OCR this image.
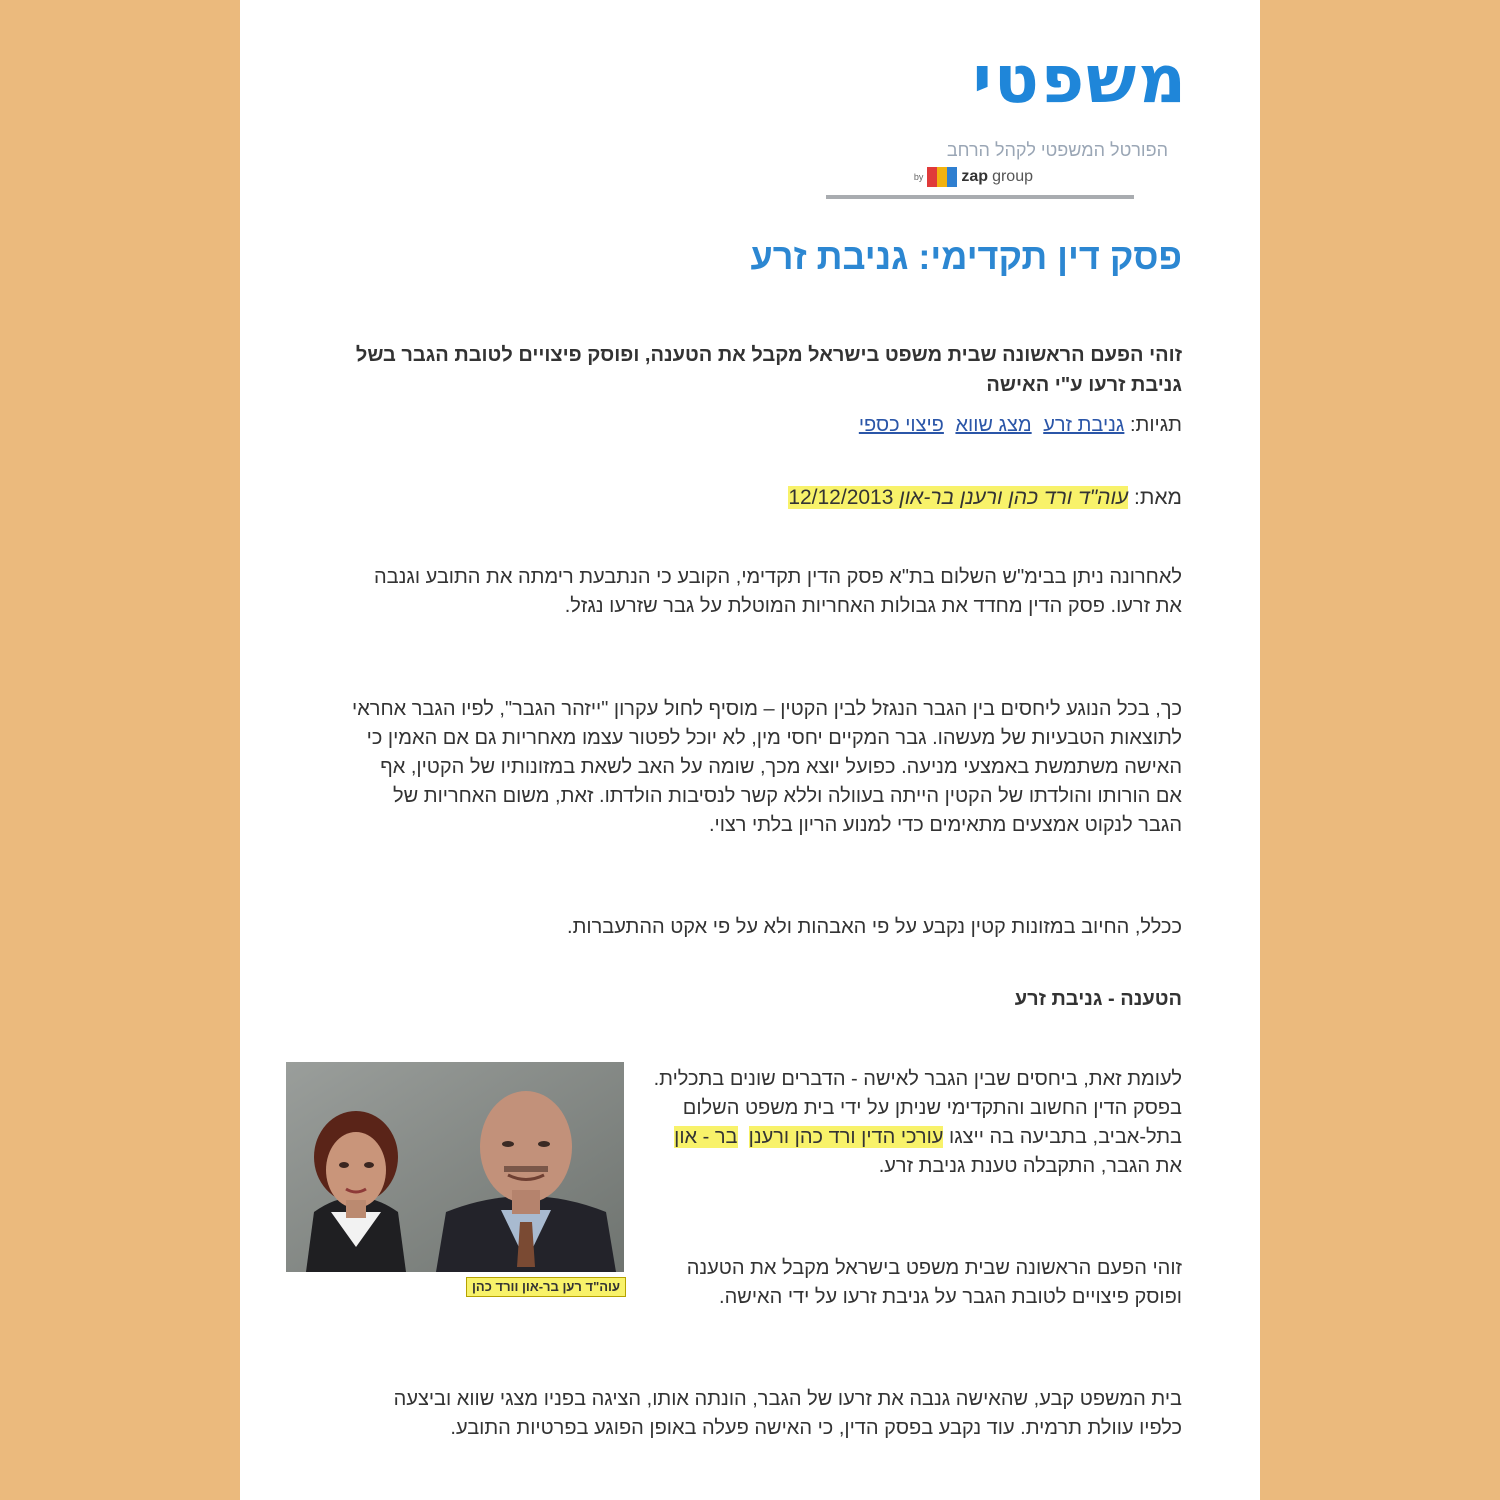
משפטי
הפורטל המשפטי לקהל הרחב
by zap group
פסק דין תקדימי: גניבת זרע
זוהי הפעם הראשונה שבית משפט בישראל מקבל את הטענה, ופוסק פיצויים לטובת הגבר בשל גניבת זרעו ע"י האישה
תגיות: גניבת זרע מצג שווא פיצוי כספי
מאת: עוה"ד ורד כהן ורענן בר-און 12/12/2013

לאחרונה ניתן בבימ"ש השלום בת"א פסק הדין תקדימי, הקובע כי הנתבעת רימתה את התובע וגנבה את זרעו. פסק הדין מחדד את גבולות האחריות המוטלת על גבר שזרעו נגזל.

כך, בכל הנוגע ליחסים בין הגבר הנגזל לבין הקטין – מוסיף לחול עקרון "ייזהר הגבר", לפיו הגבר אחראי לתוצאות הטבעיות של מעשהו. גבר המקיים יחסי מין, לא יוכל לפטור עצמו מאחריות גם אם האמין כי האישה משתמשת באמצעי מניעה. כפועל יוצא מכך, שומה על האב לשאת במזונותיו של הקטין, אף אם הורותו והולדתו של הקטין הייתה בעוולה וללא קשר לנסיבות הולדתו. זאת, משום האחריות של הגבר לנקוט אמצעים מתאימים כדי למנוע הריון בלתי רצוי.

ככלל, החיוב במזונות קטין נקבע על פי האבהות ולא על פי אקט ההתעברות.

הטענה - גניבת זרע

לעומת זאת, ביחסים שבין הגבר לאישה - הדברים שונים בתכלית. בפסק הדין החשוב והתקדימי שניתן על ידי בית משפט השלום בתל-אביב, בתביעה בה ייצגו עורכי הדין ורד כהן ורענן  בר - און את הגבר, התקבלה טענת גניבת זרע.

זוהי הפעם הראשונה שבית משפט בישראל מקבל את הטענה ופוסק פיצויים לטובת הגבר על גניבת זרעו על ידי האישה.

עוה"ד רען בר-און וורד כהן

בית המשפט קבע, שהאישה גנבה את זרעו של הגבר, הונתה אותו, הציגה בפניו מצגי שווא וביצעה כלפיו עוולת תרמית. עוד נקבע בפסק הדין, כי האישה פעלה באופן הפוגע בפרטיות התובע.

☆ ☆ ☆ ☆ ☆

→ INSTRUCTION: All the records need to be repeated exactly, with the images dropped.

→ CORRECT ANSWER:
OCR this image.
משפטי
הפורטל המשפטי לקהל הרחב
by zap group
פסק דין תקדימי: גניבת זרע
זוהי הפעם הראשונה שבית משפט בישראל מקבל את הטענה, ופוסק פיצויים לטובת הגבר בשל גניבת זרעו ע"י האישה
תגיות: גניבת זרע מצג שווא פיצוי כספי
מאת: עוה"ד ורד כהן ורענן בר-און 12/12/2013

לאחרונה ניתן בבימ"ש השלום בת"א פסק הדין תקדימי, הקובע כי הנתבעת רימתה את התובע וגנבה את זרעו. פסק הדין מחדד את גבולות האחריות המוטלת על גבר שזרעו נגזל.

כך, בכל הנוגע ליחסים בין הגבר הנגזל לבין הקטין – מוסיף לחול עקרון "ייזהר הגבר", לפיו הגבר אחראי לתוצאות הטבעיות של מעשהו. גבר המקיים יחסי מין, לא יוכל לפטור עצמו מאחריות גם אם האמין כי האישה משתמשת באמצעי מניעה. כפועל יוצא מכך, שומה על האב לשאת במזונותיו של הקטין, אף אם הורותו והולדתו של הקטין הייתה בעוולה וללא קשר לנסיבות הולדתו. זאת, משום האחריות של הגבר לנקוט אמצעים מתאימים כדי למנוע הריון בלתי רצוי.

ככלל, החיוב במזונות קטין נקבע על פי האבהות ולא על פי אקט ההתעברות.

הטענה - גניבת זרע

לעומת זאת, ביחסים שבין הגבר לאישה - הדברים שונים בתכלית. בפסק הדין החשוב והתקדימי שניתן על ידי בית משפט השלום בתל-אביב, בתביעה בה ייצגו עורכי הדין ורד כהן ורענן  בר - און את הגבר, התקבלה טענת גניבת זרע.

זוהי הפעם הראשונה שבית משפט בישראל מקבל את הטענה ופוסק פיצויים לטובת הגבר על גניבת זרעו על ידי האישה.

עוה"ד רען בר-און וורד כהן

בית המשפט קבע, שהאישה גנבה את זרעו של הגבר, הונתה אותו, הציגה בפניו מצגי שווא וביצעה כלפיו עוולת תרמית. עוד נקבע בפסק הדין, כי האישה פעלה באופן הפוגע בפרטיות התובע.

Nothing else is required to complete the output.